─── DATASET RECORDS ───

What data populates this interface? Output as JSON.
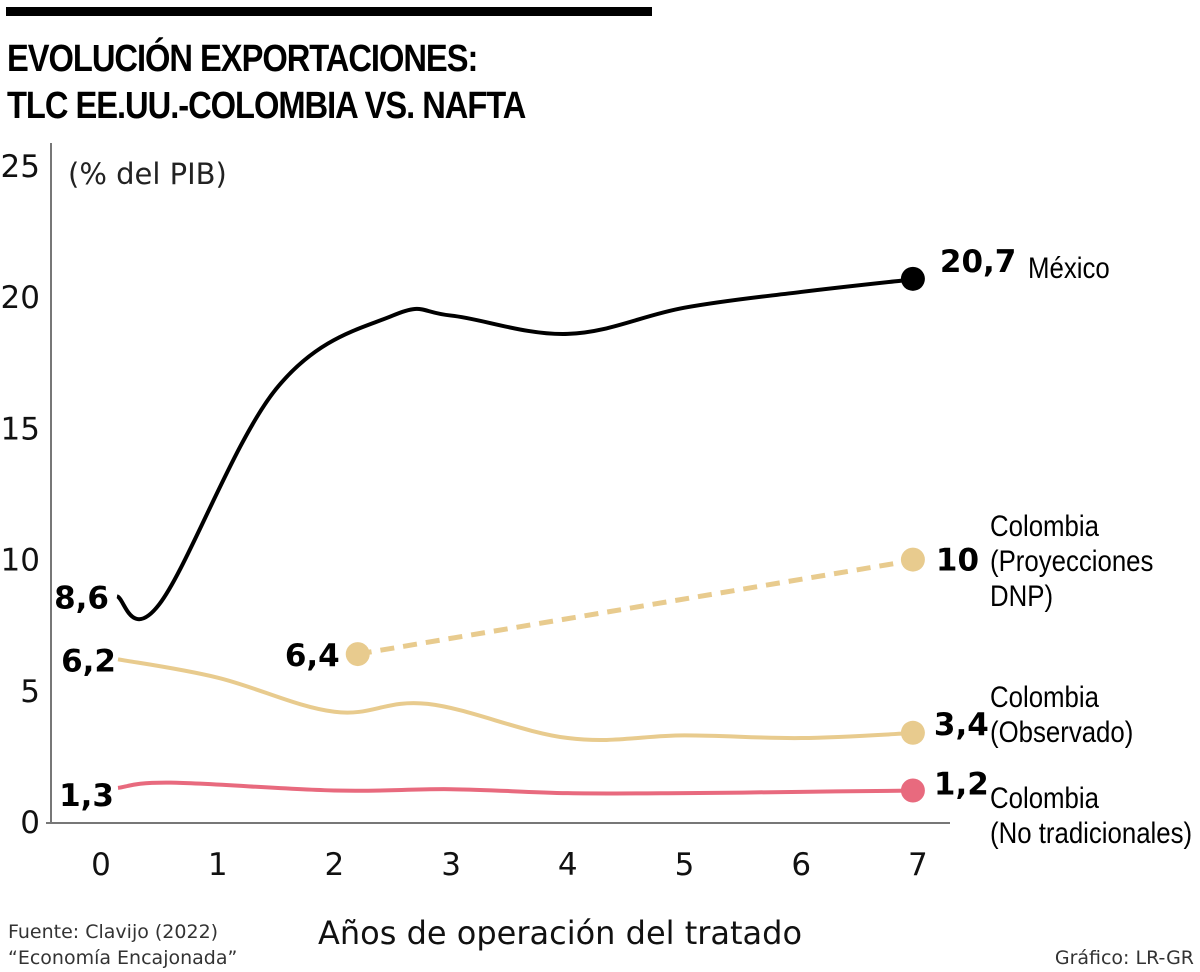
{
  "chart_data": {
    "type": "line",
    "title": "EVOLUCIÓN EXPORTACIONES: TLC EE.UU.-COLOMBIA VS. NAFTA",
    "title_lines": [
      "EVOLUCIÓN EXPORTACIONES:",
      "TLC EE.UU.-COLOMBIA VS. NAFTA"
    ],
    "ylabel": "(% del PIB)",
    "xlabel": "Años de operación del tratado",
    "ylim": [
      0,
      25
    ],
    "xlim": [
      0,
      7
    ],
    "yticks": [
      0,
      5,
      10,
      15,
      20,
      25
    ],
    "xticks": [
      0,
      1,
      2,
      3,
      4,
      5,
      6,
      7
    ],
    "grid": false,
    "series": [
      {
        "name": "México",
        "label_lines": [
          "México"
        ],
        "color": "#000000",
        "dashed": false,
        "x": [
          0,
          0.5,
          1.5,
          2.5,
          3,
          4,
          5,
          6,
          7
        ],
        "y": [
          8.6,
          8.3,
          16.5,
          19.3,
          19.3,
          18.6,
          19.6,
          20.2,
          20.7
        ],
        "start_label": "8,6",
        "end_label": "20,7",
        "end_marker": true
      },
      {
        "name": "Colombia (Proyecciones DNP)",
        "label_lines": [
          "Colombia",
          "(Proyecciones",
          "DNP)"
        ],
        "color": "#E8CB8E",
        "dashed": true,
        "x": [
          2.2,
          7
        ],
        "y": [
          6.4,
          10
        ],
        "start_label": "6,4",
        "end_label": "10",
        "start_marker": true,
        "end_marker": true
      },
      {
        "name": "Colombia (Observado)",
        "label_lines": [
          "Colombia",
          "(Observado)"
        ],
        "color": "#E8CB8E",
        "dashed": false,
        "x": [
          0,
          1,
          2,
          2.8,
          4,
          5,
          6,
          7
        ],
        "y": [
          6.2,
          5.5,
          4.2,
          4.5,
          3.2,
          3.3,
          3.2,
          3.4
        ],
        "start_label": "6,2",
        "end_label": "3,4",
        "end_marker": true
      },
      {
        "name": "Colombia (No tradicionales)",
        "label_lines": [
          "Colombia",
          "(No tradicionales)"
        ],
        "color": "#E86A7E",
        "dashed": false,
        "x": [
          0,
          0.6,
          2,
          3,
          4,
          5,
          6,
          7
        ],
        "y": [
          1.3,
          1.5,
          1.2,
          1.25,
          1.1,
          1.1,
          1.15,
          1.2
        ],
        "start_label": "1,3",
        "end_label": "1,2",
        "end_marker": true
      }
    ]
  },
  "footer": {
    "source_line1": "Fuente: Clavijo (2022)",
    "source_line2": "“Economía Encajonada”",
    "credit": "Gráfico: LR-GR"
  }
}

───

## [EXERCISE DETAILS]
Which lines contain "Observado"? Show each of them.

## [OUTPUT BELOW]
        "name": "Colombia (Observado)",
          "(Observado)"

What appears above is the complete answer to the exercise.